***** Data section

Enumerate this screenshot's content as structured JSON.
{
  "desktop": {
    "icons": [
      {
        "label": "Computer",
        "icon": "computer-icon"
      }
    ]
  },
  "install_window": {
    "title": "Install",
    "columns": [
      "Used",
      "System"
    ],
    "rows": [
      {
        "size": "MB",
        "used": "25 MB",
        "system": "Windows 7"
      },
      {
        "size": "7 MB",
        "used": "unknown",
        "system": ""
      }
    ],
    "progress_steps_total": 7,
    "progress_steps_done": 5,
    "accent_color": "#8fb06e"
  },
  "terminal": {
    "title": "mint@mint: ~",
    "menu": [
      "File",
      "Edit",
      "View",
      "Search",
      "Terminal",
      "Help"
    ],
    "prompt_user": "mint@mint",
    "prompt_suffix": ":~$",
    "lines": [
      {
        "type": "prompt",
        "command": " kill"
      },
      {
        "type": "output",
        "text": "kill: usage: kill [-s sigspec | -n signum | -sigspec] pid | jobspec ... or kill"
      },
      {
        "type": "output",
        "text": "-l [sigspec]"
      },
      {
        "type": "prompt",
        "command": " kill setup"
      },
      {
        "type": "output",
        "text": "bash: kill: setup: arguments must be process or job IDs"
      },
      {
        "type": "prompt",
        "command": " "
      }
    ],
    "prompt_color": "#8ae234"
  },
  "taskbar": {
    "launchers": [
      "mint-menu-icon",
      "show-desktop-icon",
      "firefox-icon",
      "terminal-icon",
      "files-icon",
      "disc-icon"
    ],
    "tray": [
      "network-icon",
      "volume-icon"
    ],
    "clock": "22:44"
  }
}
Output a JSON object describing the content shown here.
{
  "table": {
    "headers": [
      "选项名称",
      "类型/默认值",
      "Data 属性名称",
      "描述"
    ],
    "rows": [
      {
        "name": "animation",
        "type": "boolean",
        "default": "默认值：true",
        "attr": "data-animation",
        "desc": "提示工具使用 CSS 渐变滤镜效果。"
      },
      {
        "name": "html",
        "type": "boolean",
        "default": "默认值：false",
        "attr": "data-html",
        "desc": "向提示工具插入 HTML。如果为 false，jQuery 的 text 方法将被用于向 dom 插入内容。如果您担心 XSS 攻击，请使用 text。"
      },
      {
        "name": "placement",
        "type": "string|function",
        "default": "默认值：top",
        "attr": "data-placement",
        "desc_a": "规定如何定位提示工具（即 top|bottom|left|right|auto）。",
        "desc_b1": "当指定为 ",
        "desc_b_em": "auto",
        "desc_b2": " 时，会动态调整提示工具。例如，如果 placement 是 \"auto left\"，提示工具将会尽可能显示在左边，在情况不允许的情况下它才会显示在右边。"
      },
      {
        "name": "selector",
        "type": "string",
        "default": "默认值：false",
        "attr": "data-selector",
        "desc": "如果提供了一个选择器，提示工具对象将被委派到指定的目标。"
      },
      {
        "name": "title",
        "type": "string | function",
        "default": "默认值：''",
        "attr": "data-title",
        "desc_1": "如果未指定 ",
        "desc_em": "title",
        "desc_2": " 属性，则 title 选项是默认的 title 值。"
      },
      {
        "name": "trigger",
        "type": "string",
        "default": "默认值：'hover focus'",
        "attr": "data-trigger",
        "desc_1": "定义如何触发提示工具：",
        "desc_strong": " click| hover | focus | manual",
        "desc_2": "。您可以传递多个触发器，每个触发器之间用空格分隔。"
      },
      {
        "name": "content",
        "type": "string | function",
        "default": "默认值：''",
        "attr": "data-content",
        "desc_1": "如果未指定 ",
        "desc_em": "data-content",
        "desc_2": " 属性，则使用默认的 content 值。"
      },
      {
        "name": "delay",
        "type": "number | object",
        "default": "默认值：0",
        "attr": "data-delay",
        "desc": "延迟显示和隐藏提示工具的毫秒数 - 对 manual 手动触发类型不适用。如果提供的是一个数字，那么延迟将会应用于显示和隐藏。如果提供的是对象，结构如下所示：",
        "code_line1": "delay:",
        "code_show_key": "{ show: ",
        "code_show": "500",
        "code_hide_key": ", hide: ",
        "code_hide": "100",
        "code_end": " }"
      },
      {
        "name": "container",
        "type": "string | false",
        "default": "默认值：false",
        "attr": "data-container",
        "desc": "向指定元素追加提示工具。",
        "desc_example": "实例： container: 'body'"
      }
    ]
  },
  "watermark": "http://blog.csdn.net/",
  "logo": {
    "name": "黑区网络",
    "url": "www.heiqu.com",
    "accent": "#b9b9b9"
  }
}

**********

From the entries above, copy out every line where the string "container" appears.

## The reply:
        "name": "container",
        "attr": "data-container",
        "desc_example": "实例： container: 'body'"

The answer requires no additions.